▸ **WHAT IS BEING ASKED**: Reproduce every line of the items below word for word, leaving out the pictures.

(Items from a data source)

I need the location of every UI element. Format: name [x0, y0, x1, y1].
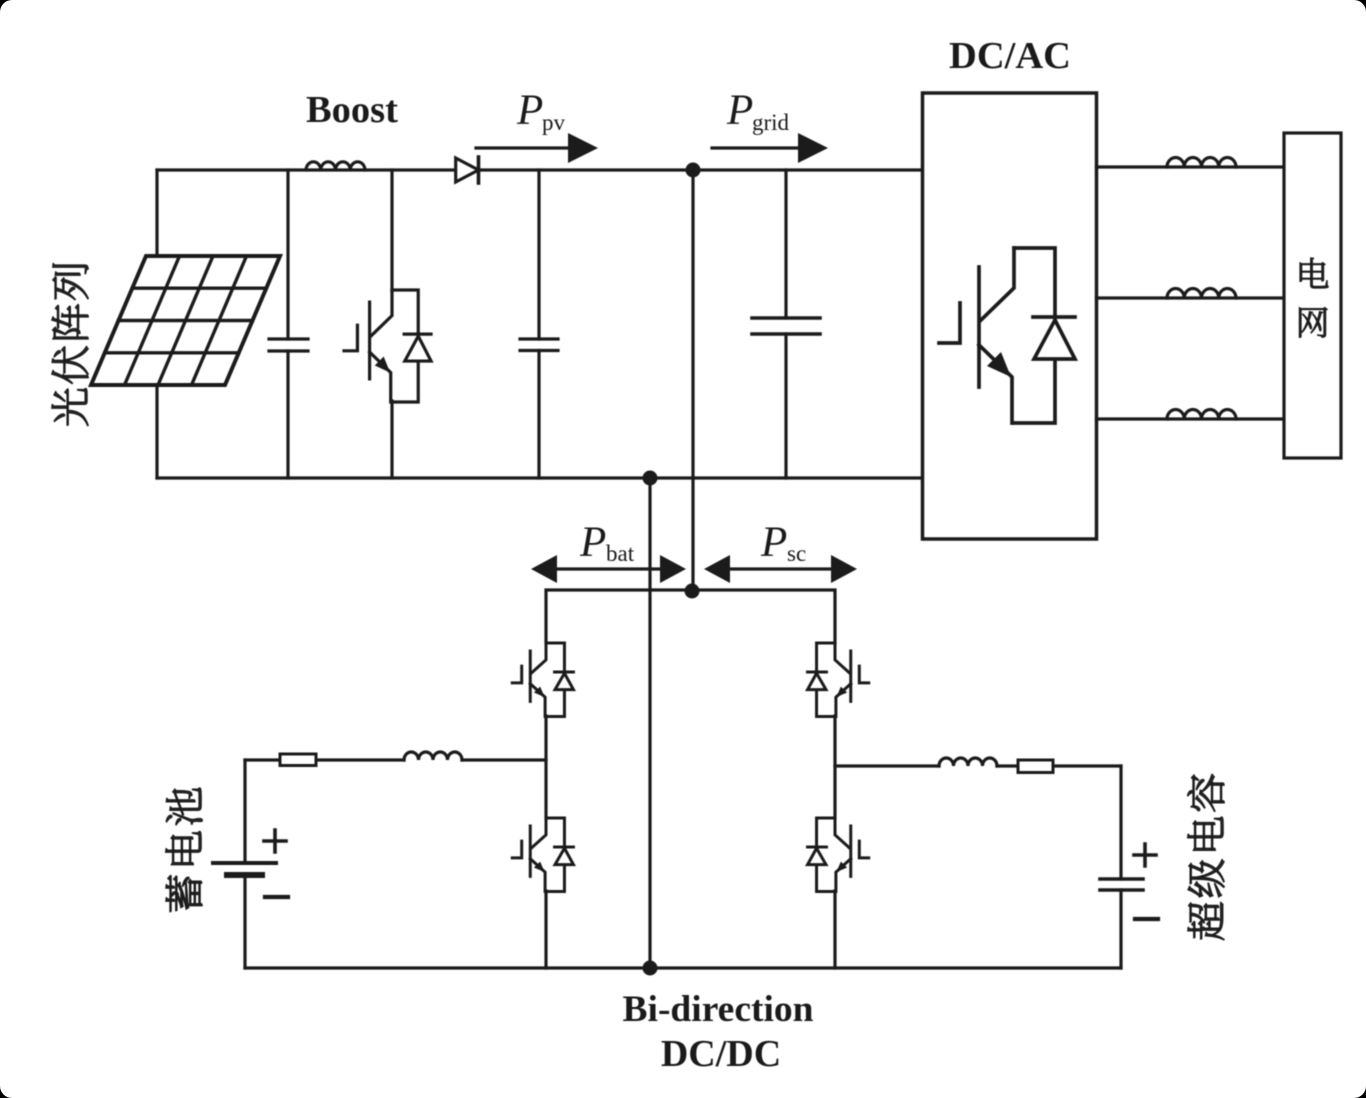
box grid (电网)	[1284, 133, 1341, 458]
inductor L-bat	[404, 752, 462, 760]
wire AC phase C	[1097, 417, 1285, 420]
node DC link top (junction dot)	[686, 163, 701, 178]
PV array panel	[91, 256, 280, 385]
svg-text:DC/AC: DC/AC	[949, 35, 1071, 77]
resistor R-bat	[280, 754, 316, 766]
svg-text:pv: pv	[542, 110, 566, 135]
wire bottom rail	[245, 966, 1121, 969]
svg-text:P: P	[579, 519, 606, 566]
arrow P_pv	[476, 133, 598, 163]
label supercap minus	[1135, 917, 1158, 921]
wire battery leg middle	[544, 716, 547, 818]
arrow P_bat (double)	[531, 555, 686, 583]
transistor Q2 battery leg upper IGBT	[512, 643, 573, 717]
inductor L-boost	[306, 162, 365, 170]
transistor Q5 SC leg lower IGBT (mirrored)	[808, 818, 869, 892]
wire AC phase B	[1097, 296, 1285, 299]
wire battery leg bottom	[544, 891, 547, 968]
label P_sc	[760, 519, 806, 566]
svg-text:Boost: Boost	[306, 89, 398, 131]
label P_grid with arrow	[726, 87, 790, 135]
resistor R-sc	[1018, 760, 1053, 773]
svg-text:grid: grid	[752, 110, 790, 135]
inductor filter La	[1167, 157, 1236, 167]
svg-text:sc: sc	[787, 541, 806, 566]
wire bi-direction top bus	[546, 590, 835, 643]
capacitor C1 (PV input cap)	[269, 170, 308, 478]
arrow P_sc (double)	[704, 555, 857, 583]
wire supercap branch	[835, 764, 1121, 767]
wire bottom DC bus	[157, 476, 922, 479]
svg-text:P: P	[760, 519, 787, 566]
wire negative bus down to bottom rail	[648, 478, 651, 968]
transistor Q4 SC leg upper IGBT (mirrored)	[808, 643, 869, 717]
capacitor C2 (boost output cap)	[520, 170, 558, 478]
text 超级电容	[1188, 774, 1225, 939]
label battery plus	[264, 830, 286, 852]
text 电网	[1299, 258, 1328, 338]
battery B1 (蓄电池)	[213, 760, 276, 968]
svg-text:P: P	[516, 87, 543, 134]
svg-text:Bi-direction: Bi-direction	[623, 989, 814, 1030]
svg-text:bat: bat	[606, 541, 635, 566]
arrow P_grid	[712, 133, 828, 163]
label P_pv with arrow	[516, 87, 566, 135]
supercapacitor C-sc (超级电容)	[1100, 766, 1143, 968]
svg-text:P: P	[726, 87, 753, 134]
wire PV left leg	[155, 170, 158, 478]
svg-text:DC/DC: DC/DC	[661, 1033, 781, 1075]
wire top DC bus	[157, 168, 922, 171]
wire SC leg bottom	[833, 891, 836, 968]
diode D1	[456, 157, 479, 183]
box DC/AC inverter U1	[923, 93, 1097, 539]
node bi-direction bus junction	[685, 584, 700, 599]
inductor filter Lc	[1167, 409, 1236, 419]
wire battery branch	[245, 758, 546, 761]
wire AC phase A	[1097, 165, 1285, 168]
transistor Q3 battery leg lower IGBT	[512, 818, 573, 892]
label battery minus	[265, 895, 288, 899]
capacitor C3 (DC link cap)	[752, 170, 820, 478]
transistor inverter IGBT icon	[939, 248, 1075, 423]
label supercap plus	[1134, 844, 1156, 866]
label P_bat	[579, 519, 635, 566]
inductor L-sc	[939, 758, 997, 766]
transistor Q1 boost IGBT leg	[344, 170, 431, 478]
node negative bus junction	[643, 471, 658, 486]
wire SC leg middle	[833, 716, 836, 818]
text 蓄电池	[166, 788, 203, 912]
wire DC link down to bi-direction bus	[691, 170, 694, 591]
text 光伏阵列	[52, 264, 89, 426]
node bottom rail junction	[643, 961, 658, 976]
inductor filter Lb	[1167, 288, 1236, 298]
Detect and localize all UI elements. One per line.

▸ **FINISHED ANSWER**:
I need the location of every UI element. Format: name [x0, y0, x1, y1].
box grid (电网)	[1284, 133, 1341, 458]
inductor L-bat	[404, 752, 462, 760]
wire AC phase C	[1097, 417, 1285, 420]
node DC link top (junction dot)	[686, 163, 701, 178]
PV array panel	[91, 256, 280, 385]
svg-text:DC/AC: DC/AC	[949, 35, 1071, 77]
resistor R-bat	[280, 754, 316, 766]
svg-text:pv: pv	[542, 110, 566, 135]
wire bottom rail	[245, 966, 1121, 969]
svg-text:P: P	[579, 519, 606, 566]
arrow P_pv	[476, 133, 598, 163]
label supercap minus	[1135, 917, 1158, 921]
wire battery leg middle	[544, 716, 547, 818]
arrow P_bat (double)	[531, 555, 686, 583]
transistor Q2 battery leg upper IGBT	[512, 643, 573, 717]
inductor L-boost	[306, 162, 365, 170]
transistor Q5 SC leg lower IGBT (mirrored)	[808, 818, 869, 892]
wire AC phase B	[1097, 296, 1285, 299]
wire battery leg bottom	[544, 891, 547, 968]
label P_sc	[760, 519, 806, 566]
svg-text:Boost: Boost	[306, 89, 398, 131]
label P_grid with arrow	[726, 87, 790, 135]
resistor R-sc	[1018, 760, 1053, 773]
svg-text:grid: grid	[752, 110, 790, 135]
inductor filter La	[1167, 157, 1236, 167]
svg-text:sc: sc	[787, 541, 806, 566]
wire bi-direction top bus	[546, 590, 835, 643]
capacitor C1 (PV input cap)	[269, 170, 308, 478]
arrow P_sc (double)	[704, 555, 857, 583]
wire supercap branch	[835, 764, 1121, 767]
wire bottom DC bus	[157, 476, 922, 479]
svg-text:P: P	[760, 519, 787, 566]
wire negative bus down to bottom rail	[648, 478, 651, 968]
transistor Q4 SC leg upper IGBT (mirrored)	[808, 643, 869, 717]
capacitor C2 (boost output cap)	[520, 170, 558, 478]
text 超级电容	[1188, 774, 1225, 939]
label battery plus	[264, 830, 286, 852]
text 电网	[1299, 258, 1328, 338]
battery B1 (蓄电池)	[213, 760, 276, 968]
svg-text:P: P	[516, 87, 543, 134]
svg-text:Bi-direction: Bi-direction	[623, 989, 814, 1030]
svg-text:bat: bat	[606, 541, 635, 566]
arrow P_grid	[712, 133, 828, 163]
label P_pv with arrow	[516, 87, 566, 135]
supercapacitor C-sc (超级电容)	[1100, 766, 1143, 968]
svg-text:P: P	[726, 87, 753, 134]
wire PV left leg	[155, 170, 158, 478]
svg-text:DC/DC: DC/DC	[661, 1033, 781, 1075]
wire top DC bus	[157, 168, 922, 171]
wire SC leg bottom	[833, 891, 836, 968]
diode D1	[456, 157, 479, 183]
box DC/AC inverter U1	[923, 93, 1097, 539]
node bi-direction bus junction	[685, 584, 700, 599]
inductor filter Lc	[1167, 409, 1236, 419]
wire battery branch	[245, 758, 546, 761]
wire AC phase A	[1097, 165, 1285, 168]
transistor Q3 battery leg lower IGBT	[512, 818, 573, 892]
label battery minus	[265, 895, 288, 899]
capacitor C3 (DC link cap)	[752, 170, 820, 478]
transistor inverter IGBT icon	[939, 248, 1075, 423]
label supercap plus	[1134, 844, 1156, 866]
label P_bat	[579, 519, 635, 566]
inductor L-sc	[939, 758, 997, 766]
transistor Q1 boost IGBT leg	[344, 170, 431, 478]
node negative bus junction	[643, 471, 658, 486]
wire SC leg middle	[833, 716, 836, 818]
text 蓄电池	[166, 788, 203, 912]
wire DC link down to bi-direction bus	[691, 170, 694, 591]
text 光伏阵列	[52, 264, 89, 426]
node bottom rail junction	[643, 961, 658, 976]
inductor filter Lb	[1167, 288, 1236, 298]
Detect and localize all UI elements. One per line.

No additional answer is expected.